#### Task requirements
In the passage on multiverse immortality, what name is given to the case where copies that are not exact become resurrections of minds from other universes, which in turn resurrect the writer?

#### Study text
* * * *

However, there is a problem of information loss and resulting non-perfect resurrections. One possible solution is to replace lost pieces of information with random information (Almond 2006). In some branches of MWI these random data will be the same as my data, so an effect similar to MI will be used to reconstruct exactly me. However, what should be done with the copies that are not exactly similar? In fact, this is not a big problem, as these not-similar minds will be exact resurrections of other minds from different universes, and these universes, in turn, will resurrect me; this could be called cross-resurrection. As a result, the total measure of all resurrections will be the same and as high as if I were to be resurrected without the use of random noise.¹²

 

6.5 “Universal problem solver” as an example of bad implementation of multiverse immortality

 

Imagine a bomb, connected to a computer, that will kill me only if a certain condition is not met. In that case, I will survive in the worlds in which the condition occurs. This system is an example of a “universal problem solver”; another specific case is the QS lottery discussed above. This is a bad application of MI, as the bomb might not work, or might work ineffectively, leaving me injured but not dead; after a few attempts, such outcomes will dominate. But the main reason why this is a bad application of MI is that, if it becomes sufficiently widespread, I (along with everybody else) will soon find myself in an empty world, where everybody has killed themselves for some reason. Obviously, this would be catastrophic for my world, far outweighing any personal gain.

* * * *

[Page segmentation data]
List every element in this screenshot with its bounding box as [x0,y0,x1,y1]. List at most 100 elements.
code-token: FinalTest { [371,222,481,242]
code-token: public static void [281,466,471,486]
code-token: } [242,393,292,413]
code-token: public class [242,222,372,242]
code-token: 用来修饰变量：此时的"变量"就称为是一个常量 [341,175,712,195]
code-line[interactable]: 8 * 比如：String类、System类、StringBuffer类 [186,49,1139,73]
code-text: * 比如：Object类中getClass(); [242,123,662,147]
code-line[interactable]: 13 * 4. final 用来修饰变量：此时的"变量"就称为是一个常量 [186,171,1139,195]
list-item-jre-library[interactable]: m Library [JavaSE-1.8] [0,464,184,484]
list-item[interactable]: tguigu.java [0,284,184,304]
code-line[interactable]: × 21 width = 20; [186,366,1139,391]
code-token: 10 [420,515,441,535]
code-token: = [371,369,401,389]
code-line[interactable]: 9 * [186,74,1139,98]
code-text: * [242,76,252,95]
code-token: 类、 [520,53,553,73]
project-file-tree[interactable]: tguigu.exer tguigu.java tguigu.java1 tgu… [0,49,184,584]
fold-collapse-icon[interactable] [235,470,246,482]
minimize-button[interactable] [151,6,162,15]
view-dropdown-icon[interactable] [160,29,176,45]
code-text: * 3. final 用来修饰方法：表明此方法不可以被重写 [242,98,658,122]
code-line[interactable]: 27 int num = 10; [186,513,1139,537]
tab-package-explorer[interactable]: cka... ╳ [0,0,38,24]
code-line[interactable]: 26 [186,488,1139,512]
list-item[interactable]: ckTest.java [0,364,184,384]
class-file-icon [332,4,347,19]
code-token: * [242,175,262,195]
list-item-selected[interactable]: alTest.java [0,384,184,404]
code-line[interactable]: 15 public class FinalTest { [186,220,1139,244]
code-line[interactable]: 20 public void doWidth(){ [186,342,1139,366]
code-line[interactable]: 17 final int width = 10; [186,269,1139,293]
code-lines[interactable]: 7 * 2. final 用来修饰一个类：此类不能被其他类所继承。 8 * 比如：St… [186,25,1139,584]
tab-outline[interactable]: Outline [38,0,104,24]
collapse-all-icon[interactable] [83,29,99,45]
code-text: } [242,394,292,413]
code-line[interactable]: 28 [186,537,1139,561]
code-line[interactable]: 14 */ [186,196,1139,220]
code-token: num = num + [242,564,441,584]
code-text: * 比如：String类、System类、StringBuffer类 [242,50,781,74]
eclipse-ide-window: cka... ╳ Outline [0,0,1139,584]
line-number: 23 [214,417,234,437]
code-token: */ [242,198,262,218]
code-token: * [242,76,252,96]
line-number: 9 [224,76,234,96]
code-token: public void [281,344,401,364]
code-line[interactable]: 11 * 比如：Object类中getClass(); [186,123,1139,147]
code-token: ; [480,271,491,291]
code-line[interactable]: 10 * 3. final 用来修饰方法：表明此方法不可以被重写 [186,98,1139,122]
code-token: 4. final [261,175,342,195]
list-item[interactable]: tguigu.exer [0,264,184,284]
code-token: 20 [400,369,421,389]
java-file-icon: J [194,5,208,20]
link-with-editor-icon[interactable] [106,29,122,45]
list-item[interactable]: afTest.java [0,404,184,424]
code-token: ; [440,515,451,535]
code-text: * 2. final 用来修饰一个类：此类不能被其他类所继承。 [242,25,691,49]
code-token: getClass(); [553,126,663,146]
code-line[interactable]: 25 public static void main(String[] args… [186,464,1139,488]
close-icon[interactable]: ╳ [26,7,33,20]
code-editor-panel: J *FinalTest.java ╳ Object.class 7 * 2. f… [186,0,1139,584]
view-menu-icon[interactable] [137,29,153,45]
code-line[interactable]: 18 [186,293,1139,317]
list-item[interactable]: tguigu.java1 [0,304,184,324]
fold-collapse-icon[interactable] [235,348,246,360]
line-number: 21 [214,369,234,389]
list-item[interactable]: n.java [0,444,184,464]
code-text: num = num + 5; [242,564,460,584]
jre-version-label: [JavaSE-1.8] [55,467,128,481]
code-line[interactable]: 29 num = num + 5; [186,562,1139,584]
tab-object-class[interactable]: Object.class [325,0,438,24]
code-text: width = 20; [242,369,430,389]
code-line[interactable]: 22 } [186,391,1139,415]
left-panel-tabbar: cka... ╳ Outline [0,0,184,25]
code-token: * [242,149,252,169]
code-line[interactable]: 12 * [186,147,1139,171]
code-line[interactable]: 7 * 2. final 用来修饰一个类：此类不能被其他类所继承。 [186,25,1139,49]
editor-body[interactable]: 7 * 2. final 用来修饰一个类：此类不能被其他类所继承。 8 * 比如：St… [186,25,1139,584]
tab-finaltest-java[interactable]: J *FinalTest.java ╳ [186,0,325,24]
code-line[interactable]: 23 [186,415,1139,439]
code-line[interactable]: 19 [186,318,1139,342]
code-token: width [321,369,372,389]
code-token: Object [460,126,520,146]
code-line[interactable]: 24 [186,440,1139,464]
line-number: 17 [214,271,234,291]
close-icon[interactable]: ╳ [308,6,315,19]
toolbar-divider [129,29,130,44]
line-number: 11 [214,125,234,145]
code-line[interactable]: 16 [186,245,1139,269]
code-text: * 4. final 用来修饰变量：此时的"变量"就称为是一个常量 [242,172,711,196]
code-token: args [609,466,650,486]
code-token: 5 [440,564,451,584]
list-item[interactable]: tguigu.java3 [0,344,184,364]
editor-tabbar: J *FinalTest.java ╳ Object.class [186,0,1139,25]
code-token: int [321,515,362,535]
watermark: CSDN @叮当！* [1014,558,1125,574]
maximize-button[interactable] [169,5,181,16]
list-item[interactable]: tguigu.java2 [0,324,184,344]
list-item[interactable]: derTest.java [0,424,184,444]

* * * *

#### Solution
Cross-resurrection